Work to do:
Search the listing below for the string "content" and copy every line where it occurs.

** start of Supplied data **

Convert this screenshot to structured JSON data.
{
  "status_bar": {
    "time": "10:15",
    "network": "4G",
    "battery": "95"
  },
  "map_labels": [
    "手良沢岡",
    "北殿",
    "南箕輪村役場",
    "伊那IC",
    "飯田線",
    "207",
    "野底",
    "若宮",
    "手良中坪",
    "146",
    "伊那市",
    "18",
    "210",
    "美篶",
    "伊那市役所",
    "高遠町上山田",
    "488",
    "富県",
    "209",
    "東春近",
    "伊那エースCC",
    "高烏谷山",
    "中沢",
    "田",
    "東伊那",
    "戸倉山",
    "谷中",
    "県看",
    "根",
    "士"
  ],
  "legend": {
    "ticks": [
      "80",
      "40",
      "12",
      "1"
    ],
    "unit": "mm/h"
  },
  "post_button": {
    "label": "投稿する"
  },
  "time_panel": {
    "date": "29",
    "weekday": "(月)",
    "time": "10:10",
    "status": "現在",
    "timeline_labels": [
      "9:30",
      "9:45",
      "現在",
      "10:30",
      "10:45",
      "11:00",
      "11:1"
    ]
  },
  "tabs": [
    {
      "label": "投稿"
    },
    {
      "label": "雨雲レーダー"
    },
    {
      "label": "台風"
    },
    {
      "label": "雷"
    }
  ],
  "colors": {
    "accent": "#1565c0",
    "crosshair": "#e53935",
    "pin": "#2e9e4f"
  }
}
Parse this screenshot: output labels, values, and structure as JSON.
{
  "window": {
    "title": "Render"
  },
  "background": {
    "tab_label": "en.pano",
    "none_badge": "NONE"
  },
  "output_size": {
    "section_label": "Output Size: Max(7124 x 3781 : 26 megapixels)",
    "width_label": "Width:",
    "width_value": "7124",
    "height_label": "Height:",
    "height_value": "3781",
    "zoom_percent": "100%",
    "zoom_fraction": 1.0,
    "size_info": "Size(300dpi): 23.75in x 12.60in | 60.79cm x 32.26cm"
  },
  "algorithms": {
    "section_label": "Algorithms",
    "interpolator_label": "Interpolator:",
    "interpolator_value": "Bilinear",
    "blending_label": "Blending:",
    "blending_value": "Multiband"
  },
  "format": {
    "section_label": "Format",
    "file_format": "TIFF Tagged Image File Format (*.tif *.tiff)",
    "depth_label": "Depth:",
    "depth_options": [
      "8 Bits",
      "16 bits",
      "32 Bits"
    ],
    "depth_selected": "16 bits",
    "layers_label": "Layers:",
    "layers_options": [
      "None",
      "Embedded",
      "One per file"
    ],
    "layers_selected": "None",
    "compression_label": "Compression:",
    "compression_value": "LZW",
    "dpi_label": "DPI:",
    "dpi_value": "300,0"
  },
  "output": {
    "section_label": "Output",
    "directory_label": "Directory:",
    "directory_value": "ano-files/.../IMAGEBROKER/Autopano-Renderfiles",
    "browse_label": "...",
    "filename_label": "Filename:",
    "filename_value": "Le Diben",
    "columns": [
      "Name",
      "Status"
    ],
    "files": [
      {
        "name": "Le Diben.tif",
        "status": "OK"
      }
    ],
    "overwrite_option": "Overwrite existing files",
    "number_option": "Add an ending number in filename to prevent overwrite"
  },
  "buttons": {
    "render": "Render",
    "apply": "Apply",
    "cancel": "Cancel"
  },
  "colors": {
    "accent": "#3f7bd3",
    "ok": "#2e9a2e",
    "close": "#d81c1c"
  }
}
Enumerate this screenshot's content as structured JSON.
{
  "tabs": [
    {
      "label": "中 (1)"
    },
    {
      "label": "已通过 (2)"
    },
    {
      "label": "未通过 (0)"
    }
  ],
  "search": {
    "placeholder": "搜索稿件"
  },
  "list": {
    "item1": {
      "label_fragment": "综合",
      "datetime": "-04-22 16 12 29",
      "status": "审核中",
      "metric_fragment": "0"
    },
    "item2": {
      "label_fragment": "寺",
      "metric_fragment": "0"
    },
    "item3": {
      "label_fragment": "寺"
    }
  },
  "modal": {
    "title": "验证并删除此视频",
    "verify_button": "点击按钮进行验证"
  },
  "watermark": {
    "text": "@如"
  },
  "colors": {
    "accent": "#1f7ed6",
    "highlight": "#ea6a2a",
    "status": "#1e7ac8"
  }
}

** end of Supplied data **
** start of Supplied data **

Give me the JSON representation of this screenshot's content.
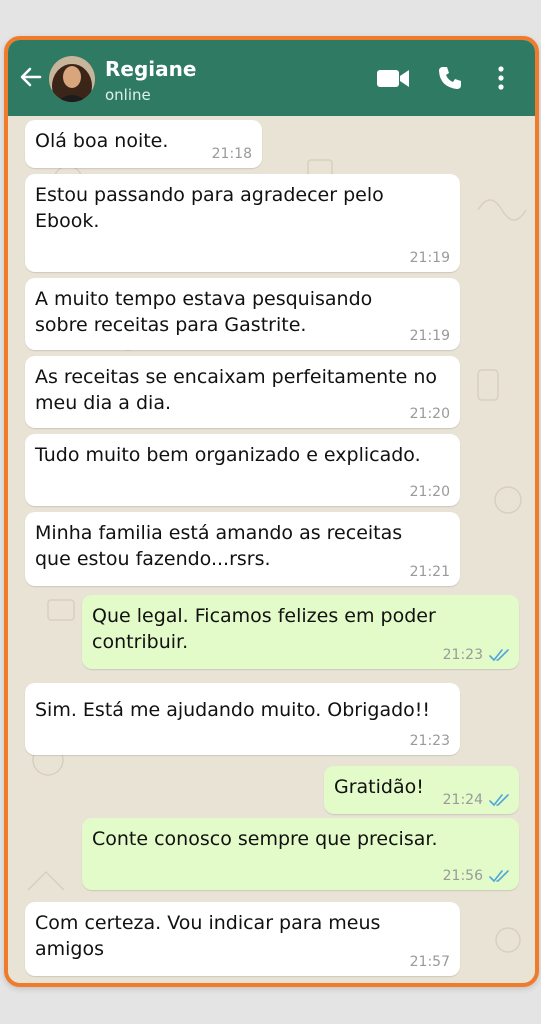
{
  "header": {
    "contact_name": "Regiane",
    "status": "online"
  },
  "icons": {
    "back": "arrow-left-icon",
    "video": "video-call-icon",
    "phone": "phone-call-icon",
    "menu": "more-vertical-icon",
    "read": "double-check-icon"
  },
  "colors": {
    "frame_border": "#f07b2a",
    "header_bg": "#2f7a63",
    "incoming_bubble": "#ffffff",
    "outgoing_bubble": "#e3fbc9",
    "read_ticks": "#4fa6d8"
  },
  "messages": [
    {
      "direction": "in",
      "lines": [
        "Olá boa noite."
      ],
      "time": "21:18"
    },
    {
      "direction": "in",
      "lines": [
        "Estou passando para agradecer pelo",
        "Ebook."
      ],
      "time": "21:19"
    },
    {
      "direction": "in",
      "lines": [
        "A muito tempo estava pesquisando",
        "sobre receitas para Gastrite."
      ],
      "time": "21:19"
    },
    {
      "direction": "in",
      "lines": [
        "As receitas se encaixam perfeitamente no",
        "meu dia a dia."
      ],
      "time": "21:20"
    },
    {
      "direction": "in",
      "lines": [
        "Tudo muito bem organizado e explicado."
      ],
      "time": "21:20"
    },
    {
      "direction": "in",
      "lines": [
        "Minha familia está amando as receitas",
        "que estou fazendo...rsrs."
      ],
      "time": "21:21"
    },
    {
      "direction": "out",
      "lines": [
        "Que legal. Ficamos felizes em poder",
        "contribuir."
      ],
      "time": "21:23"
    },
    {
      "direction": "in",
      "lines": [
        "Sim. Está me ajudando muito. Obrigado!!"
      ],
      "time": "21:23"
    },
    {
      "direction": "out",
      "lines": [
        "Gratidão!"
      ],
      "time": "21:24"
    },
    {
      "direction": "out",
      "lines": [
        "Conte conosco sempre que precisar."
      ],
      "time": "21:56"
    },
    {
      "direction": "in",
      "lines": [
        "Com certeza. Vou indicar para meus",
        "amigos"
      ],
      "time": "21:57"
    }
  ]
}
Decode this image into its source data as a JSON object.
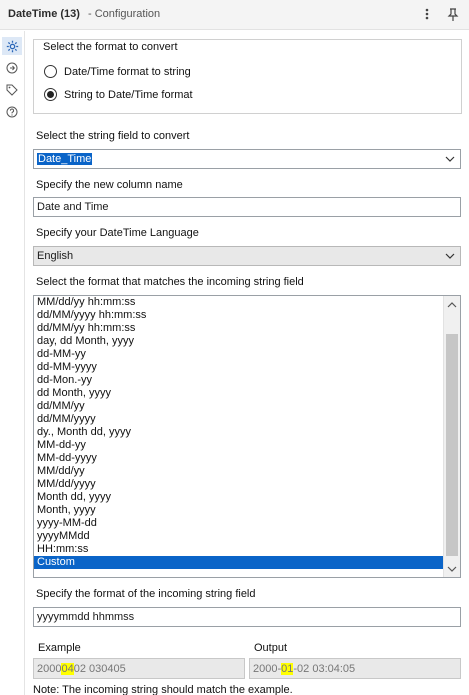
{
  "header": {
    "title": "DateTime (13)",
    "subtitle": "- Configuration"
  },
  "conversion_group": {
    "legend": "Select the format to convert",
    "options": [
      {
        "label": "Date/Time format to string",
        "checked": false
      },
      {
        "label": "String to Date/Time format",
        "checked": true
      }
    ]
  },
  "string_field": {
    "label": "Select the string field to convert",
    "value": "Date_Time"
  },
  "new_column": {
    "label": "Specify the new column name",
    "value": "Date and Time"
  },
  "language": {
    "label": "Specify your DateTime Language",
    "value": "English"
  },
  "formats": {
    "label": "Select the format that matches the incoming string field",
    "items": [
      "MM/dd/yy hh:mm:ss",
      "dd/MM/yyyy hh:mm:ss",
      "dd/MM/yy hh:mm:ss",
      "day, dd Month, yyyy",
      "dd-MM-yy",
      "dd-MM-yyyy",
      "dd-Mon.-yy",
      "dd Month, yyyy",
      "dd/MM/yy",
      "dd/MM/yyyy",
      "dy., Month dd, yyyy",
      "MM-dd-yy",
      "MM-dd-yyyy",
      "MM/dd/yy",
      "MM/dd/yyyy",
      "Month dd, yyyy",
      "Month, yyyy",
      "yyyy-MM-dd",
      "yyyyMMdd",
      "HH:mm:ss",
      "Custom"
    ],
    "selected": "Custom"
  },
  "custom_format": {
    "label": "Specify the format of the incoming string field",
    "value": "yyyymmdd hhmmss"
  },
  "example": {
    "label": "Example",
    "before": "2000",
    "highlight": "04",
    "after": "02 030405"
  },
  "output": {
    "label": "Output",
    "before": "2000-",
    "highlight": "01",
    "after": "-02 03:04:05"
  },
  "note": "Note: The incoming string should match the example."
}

** end of Supplied data **

Solution:
Enumerate this screenshot's content as structured JSON.
Give me the JSON representation of this screenshot's content.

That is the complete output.